- [Quoted text]

THIS PRESS RELEASE IS NOT FOR PUBLICATION OR DISSEMINATION IN THE UNITED STATES. FAILURE TO COMPLY WITH THIS RESTRICTION MAY CONSTITUTE A VIOLATION OF UNITED STATES SECURITIES LAW.

CALGARY, Alberta, June 05, 2026 (GLOBE NEWSWIRE) -- Crown Point Energy Inc. (TSX-V:CWV) ("Crown Point" or the "Company") is pleased to announce that it has filed a (final) short form prospectus (the "Prospectus") in each of the provinces of Canada, other than Québec, with respect to an offering (the "Rights Offering") of rights ("Rights") to acquire common shares of the Company ("Common Shares") to raise gross proceeds of US$30 million.

- [What is asked]
1. Decide whether each statement agrees with the Crown Point press release, answering yes or no and quoting its deciding words: (a) The Prospectus was filed in every Canadian province, Québec included. (b) The Rights Offering is meant to raise gross proceeds of US$30 million. (c) The press release may be distributed in the United States.
2. Write the next part of the Crown Point press release, picking up after its final sentence.
The listing has nothing to do with the press release or its tasks.

(Annotated element entries)
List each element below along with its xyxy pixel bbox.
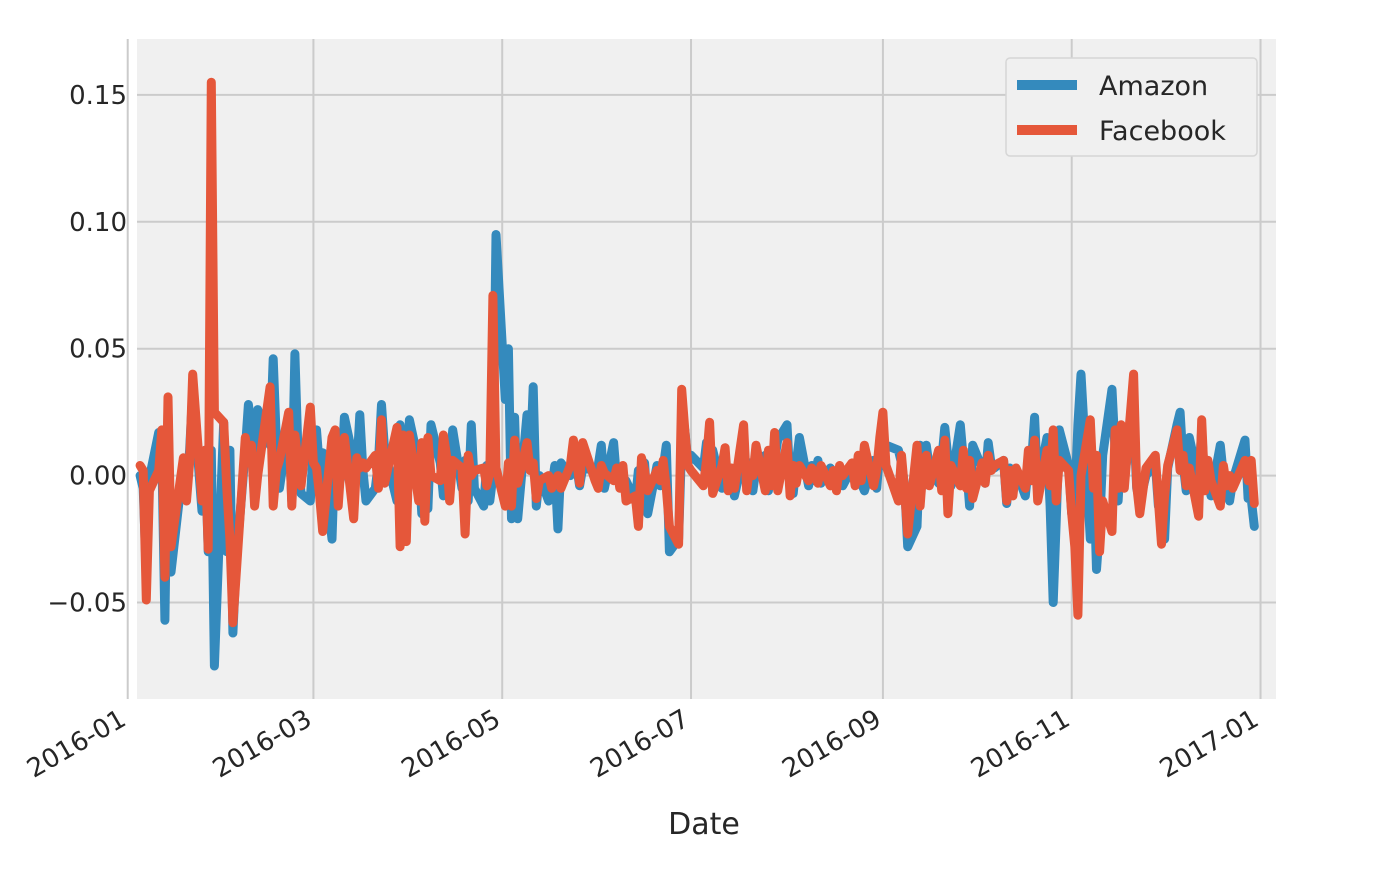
x-tick-label: 2016-05 [397,704,506,784]
y-tick-label: −0.05 [47,589,127,619]
legend: Amazon Facebook [1005,57,1258,157]
y-tick-labels: −0.05 0.00 0.05 0.10 0.15 [47,81,127,619]
x-tick-label: 2016-01 [22,704,131,784]
series-layer [135,77,1259,671]
y-tick-label: 0.10 [69,208,127,238]
legend-label-amazon: Amazon [1099,71,1208,102]
x-tick-label: 2016-11 [966,704,1075,784]
x-tick-label: 2016-07 [585,704,694,784]
series-line-facebook [135,77,1259,628]
legend-label-facebook: Facebook [1099,116,1226,147]
x-tick-label: 2016-03 [208,704,317,784]
y-tick-label: 0.00 [69,462,127,492]
y-tick-label: 0.15 [69,81,127,111]
x-tick-labels: 2016-01 2016-03 2016-05 2016-07 2016-09 2016-… [22,704,1264,784]
x-tick-label: 2016-09 [777,704,886,784]
x-axis-label: Date [668,807,740,842]
y-tick-label: 0.05 [69,335,127,365]
x-tick-label: 2017-01 [1155,704,1264,784]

- [Exercise results]
1.
(a) No: "in each of the provinces of Canada, other than Québec"
(b) Yes: "to raise gross proceeds of US$30 million"
(c) No: "THIS PRESS RELEASE IS NOT FOR PUBLICATION OR DISSEMINATION IN THE UNITED STATES"

2.
Pursuant to the Rights Offering, each eligible registered holder of Common Shares as at the close of business on June 15, 2026 (the "Record Date") will receive one (1) Right for each one (1) Common Share held. Each Right will entitle an eligible holder thereof to acquire 3.29204388 Common Shares at a price of US$0.41150549 per Right (representing a subscription price of US$0.125 per Common Share). The subscription price must be paid in United States dollars. The Rights issued under the Rights Offering will be evidenced by direct registration system advices (each a "Rights DRS Advice") and will expire at 5:00 p.m. (Toronto time) on July 13, 2026 (the "Expiry Date"), after which time unexercised Rights will be void and of no value. The Rights Offering includes an additional subscription privilege under which eligible holders of Rights who fully exercise their Rights will be entitled to subscribe for additional available Common Shares. Closing of the Rights Offering is expected to occur on or about July 15, 2026.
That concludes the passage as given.